» **SUPPLIED MATERIAL**:
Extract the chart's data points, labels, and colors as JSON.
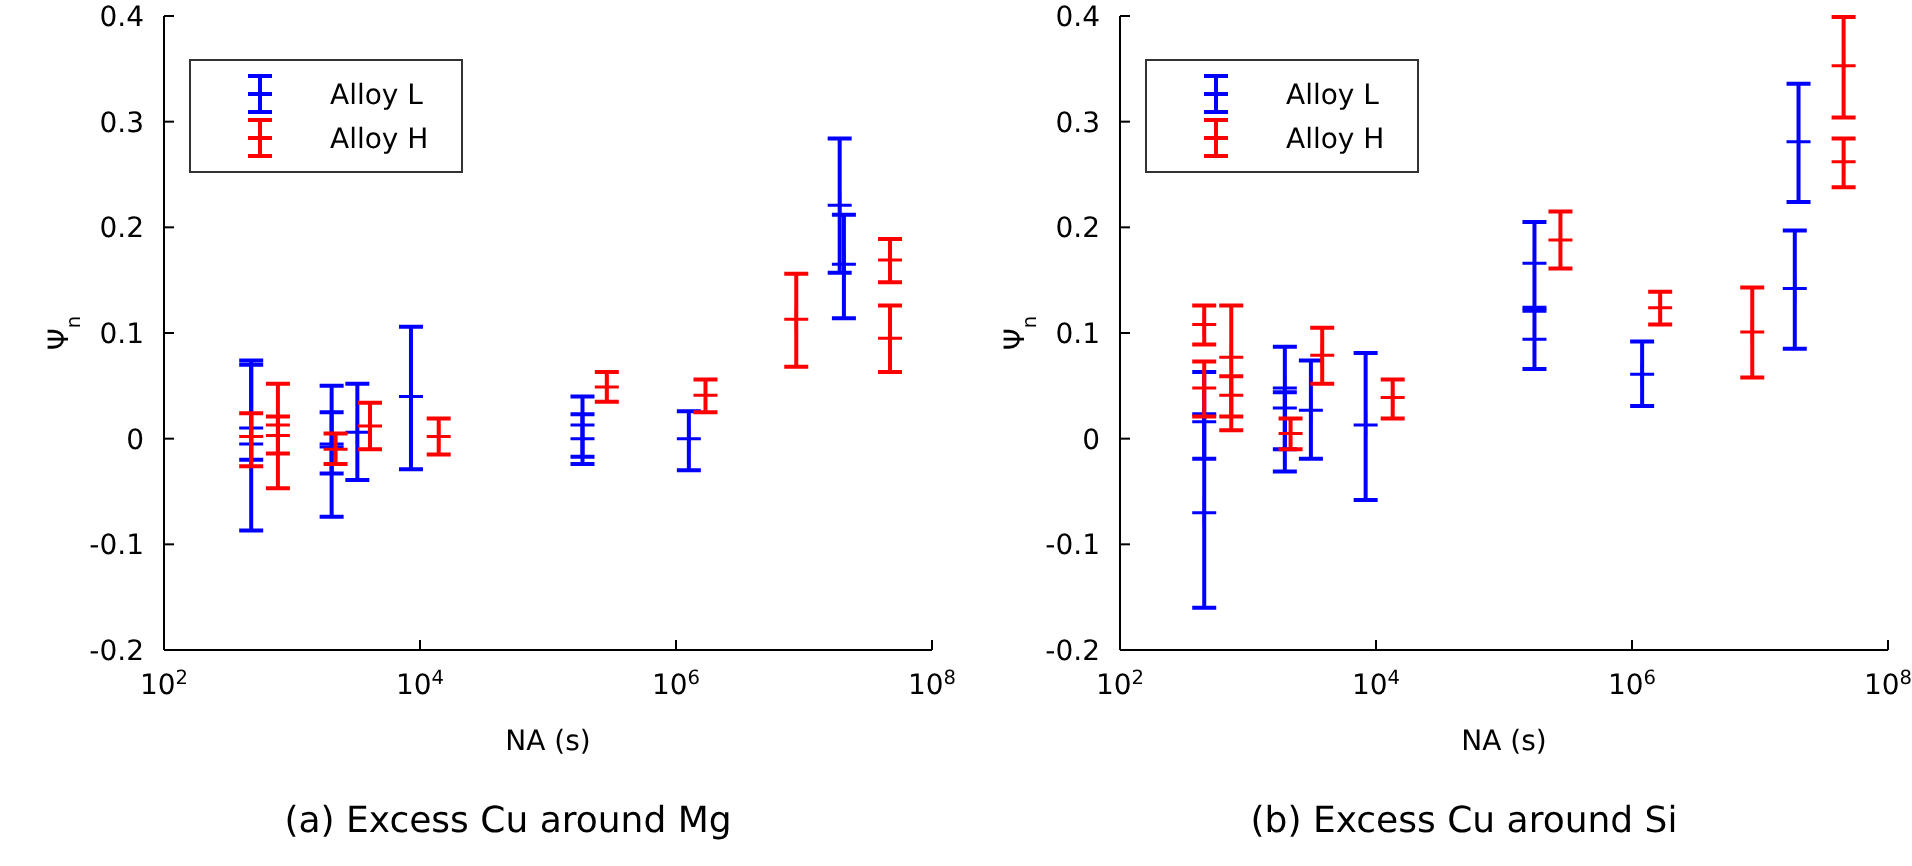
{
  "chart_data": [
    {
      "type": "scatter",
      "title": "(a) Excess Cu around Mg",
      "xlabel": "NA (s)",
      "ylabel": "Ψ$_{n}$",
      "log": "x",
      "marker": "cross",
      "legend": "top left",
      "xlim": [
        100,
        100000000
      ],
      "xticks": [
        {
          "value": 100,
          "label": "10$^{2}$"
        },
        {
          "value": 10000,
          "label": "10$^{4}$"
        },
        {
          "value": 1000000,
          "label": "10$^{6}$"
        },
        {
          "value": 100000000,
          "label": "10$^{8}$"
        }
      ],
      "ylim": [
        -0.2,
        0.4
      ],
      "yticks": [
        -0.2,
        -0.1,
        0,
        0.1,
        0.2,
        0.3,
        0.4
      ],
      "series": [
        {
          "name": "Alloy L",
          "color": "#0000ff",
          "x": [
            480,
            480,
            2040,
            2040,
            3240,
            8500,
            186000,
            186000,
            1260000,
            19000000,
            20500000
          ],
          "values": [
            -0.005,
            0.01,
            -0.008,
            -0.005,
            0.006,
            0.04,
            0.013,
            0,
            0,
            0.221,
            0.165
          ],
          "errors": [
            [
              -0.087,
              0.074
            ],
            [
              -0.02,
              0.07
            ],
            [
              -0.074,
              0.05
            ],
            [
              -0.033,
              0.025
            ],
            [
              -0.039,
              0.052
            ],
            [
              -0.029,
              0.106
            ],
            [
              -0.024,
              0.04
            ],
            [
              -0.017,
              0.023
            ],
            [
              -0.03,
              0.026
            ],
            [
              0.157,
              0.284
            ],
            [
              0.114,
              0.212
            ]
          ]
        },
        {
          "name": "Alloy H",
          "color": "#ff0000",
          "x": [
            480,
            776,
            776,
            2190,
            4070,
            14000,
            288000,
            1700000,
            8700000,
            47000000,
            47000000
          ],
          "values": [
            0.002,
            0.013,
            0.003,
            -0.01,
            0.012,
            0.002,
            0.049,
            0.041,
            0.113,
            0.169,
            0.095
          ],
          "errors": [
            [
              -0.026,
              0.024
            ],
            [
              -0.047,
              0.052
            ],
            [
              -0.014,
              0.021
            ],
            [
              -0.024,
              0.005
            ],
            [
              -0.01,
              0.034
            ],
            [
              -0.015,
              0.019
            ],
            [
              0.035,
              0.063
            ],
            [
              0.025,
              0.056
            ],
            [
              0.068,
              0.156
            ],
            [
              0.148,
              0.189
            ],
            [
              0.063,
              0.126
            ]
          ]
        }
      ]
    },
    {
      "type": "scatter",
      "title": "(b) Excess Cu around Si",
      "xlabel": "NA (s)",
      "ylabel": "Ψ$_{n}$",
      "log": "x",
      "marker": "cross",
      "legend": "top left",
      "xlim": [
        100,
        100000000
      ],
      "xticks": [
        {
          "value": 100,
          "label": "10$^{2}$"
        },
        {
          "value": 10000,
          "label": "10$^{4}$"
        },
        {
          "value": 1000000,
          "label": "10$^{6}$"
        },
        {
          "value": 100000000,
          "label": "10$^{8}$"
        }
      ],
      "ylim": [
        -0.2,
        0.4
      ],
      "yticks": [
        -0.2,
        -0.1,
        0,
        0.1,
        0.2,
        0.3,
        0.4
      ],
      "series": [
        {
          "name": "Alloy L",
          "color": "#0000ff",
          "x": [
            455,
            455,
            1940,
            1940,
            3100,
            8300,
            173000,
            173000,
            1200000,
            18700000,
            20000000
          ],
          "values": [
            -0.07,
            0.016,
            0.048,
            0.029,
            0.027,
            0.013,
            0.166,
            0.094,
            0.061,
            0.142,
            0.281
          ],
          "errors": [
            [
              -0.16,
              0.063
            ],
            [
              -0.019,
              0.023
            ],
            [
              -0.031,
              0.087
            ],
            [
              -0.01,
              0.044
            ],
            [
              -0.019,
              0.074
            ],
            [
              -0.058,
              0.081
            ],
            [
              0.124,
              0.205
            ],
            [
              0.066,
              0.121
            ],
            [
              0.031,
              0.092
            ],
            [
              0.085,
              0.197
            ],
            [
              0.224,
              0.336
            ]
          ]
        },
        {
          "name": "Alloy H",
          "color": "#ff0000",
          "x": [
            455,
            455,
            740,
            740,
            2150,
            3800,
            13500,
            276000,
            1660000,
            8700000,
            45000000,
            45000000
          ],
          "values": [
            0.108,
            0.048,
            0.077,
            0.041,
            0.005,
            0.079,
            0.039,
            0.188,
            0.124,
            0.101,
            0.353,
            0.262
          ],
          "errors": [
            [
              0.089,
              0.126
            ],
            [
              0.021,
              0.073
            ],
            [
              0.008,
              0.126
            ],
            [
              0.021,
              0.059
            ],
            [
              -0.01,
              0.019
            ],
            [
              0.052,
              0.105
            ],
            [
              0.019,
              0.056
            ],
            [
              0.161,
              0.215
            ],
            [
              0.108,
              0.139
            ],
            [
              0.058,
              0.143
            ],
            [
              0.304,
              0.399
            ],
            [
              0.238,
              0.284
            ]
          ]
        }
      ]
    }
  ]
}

» **WHAT TO WORK ON**:
Apart from the pictures, the entries above are to be repeated in full and exactly.

» **EXERCISE ANSWER**:
Extract the chart's data points, labels, and colors as JSON.
{
  "chart_data": [
    {
      "type": "scatter",
      "title": "(a) Excess Cu around Mg",
      "xlabel": "NA (s)",
      "ylabel": "Ψ$_{n}$",
      "log": "x",
      "marker": "cross",
      "legend": "top left",
      "xlim": [
        100,
        100000000
      ],
      "xticks": [
        {
          "value": 100,
          "label": "10$^{2}$"
        },
        {
          "value": 10000,
          "label": "10$^{4}$"
        },
        {
          "value": 1000000,
          "label": "10$^{6}$"
        },
        {
          "value": 100000000,
          "label": "10$^{8}$"
        }
      ],
      "ylim": [
        -0.2,
        0.4
      ],
      "yticks": [
        -0.2,
        -0.1,
        0,
        0.1,
        0.2,
        0.3,
        0.4
      ],
      "series": [
        {
          "name": "Alloy L",
          "color": "#0000ff",
          "x": [
            480,
            480,
            2040,
            2040,
            3240,
            8500,
            186000,
            186000,
            1260000,
            19000000,
            20500000
          ],
          "values": [
            -0.005,
            0.01,
            -0.008,
            -0.005,
            0.006,
            0.04,
            0.013,
            0,
            0,
            0.221,
            0.165
          ],
          "errors": [
            [
              -0.087,
              0.074
            ],
            [
              -0.02,
              0.07
            ],
            [
              -0.074,
              0.05
            ],
            [
              -0.033,
              0.025
            ],
            [
              -0.039,
              0.052
            ],
            [
              -0.029,
              0.106
            ],
            [
              -0.024,
              0.04
            ],
            [
              -0.017,
              0.023
            ],
            [
              -0.03,
              0.026
            ],
            [
              0.157,
              0.284
            ],
            [
              0.114,
              0.212
            ]
          ]
        },
        {
          "name": "Alloy H",
          "color": "#ff0000",
          "x": [
            480,
            776,
            776,
            2190,
            4070,
            14000,
            288000,
            1700000,
            8700000,
            47000000,
            47000000
          ],
          "values": [
            0.002,
            0.013,
            0.003,
            -0.01,
            0.012,
            0.002,
            0.049,
            0.041,
            0.113,
            0.169,
            0.095
          ],
          "errors": [
            [
              -0.026,
              0.024
            ],
            [
              -0.047,
              0.052
            ],
            [
              -0.014,
              0.021
            ],
            [
              -0.024,
              0.005
            ],
            [
              -0.01,
              0.034
            ],
            [
              -0.015,
              0.019
            ],
            [
              0.035,
              0.063
            ],
            [
              0.025,
              0.056
            ],
            [
              0.068,
              0.156
            ],
            [
              0.148,
              0.189
            ],
            [
              0.063,
              0.126
            ]
          ]
        }
      ]
    },
    {
      "type": "scatter",
      "title": "(b) Excess Cu around Si",
      "xlabel": "NA (s)",
      "ylabel": "Ψ$_{n}$",
      "log": "x",
      "marker": "cross",
      "legend": "top left",
      "xlim": [
        100,
        100000000
      ],
      "xticks": [
        {
          "value": 100,
          "label": "10$^{2}$"
        },
        {
          "value": 10000,
          "label": "10$^{4}$"
        },
        {
          "value": 1000000,
          "label": "10$^{6}$"
        },
        {
          "value": 100000000,
          "label": "10$^{8}$"
        }
      ],
      "ylim": [
        -0.2,
        0.4
      ],
      "yticks": [
        -0.2,
        -0.1,
        0,
        0.1,
        0.2,
        0.3,
        0.4
      ],
      "series": [
        {
          "name": "Alloy L",
          "color": "#0000ff",
          "x": [
            455,
            455,
            1940,
            1940,
            3100,
            8300,
            173000,
            173000,
            1200000,
            18700000,
            20000000
          ],
          "values": [
            -0.07,
            0.016,
            0.048,
            0.029,
            0.027,
            0.013,
            0.166,
            0.094,
            0.061,
            0.142,
            0.281
          ],
          "errors": [
            [
              -0.16,
              0.063
            ],
            [
              -0.019,
              0.023
            ],
            [
              -0.031,
              0.087
            ],
            [
              -0.01,
              0.044
            ],
            [
              -0.019,
              0.074
            ],
            [
              -0.058,
              0.081
            ],
            [
              0.124,
              0.205
            ],
            [
              0.066,
              0.121
            ],
            [
              0.031,
              0.092
            ],
            [
              0.085,
              0.197
            ],
            [
              0.224,
              0.336
            ]
          ]
        },
        {
          "name": "Alloy H",
          "color": "#ff0000",
          "x": [
            455,
            455,
            740,
            740,
            2150,
            3800,
            13500,
            276000,
            1660000,
            8700000,
            45000000,
            45000000
          ],
          "values": [
            0.108,
            0.048,
            0.077,
            0.041,
            0.005,
            0.079,
            0.039,
            0.188,
            0.124,
            0.101,
            0.353,
            0.262
          ],
          "errors": [
            [
              0.089,
              0.126
            ],
            [
              0.021,
              0.073
            ],
            [
              0.008,
              0.126
            ],
            [
              0.021,
              0.059
            ],
            [
              -0.01,
              0.019
            ],
            [
              0.052,
              0.105
            ],
            [
              0.019,
              0.056
            ],
            [
              0.161,
              0.215
            ],
            [
              0.108,
              0.139
            ],
            [
              0.058,
              0.143
            ],
            [
              0.304,
              0.399
            ],
            [
              0.238,
              0.284
            ]
          ]
        }
      ]
    }
  ]
}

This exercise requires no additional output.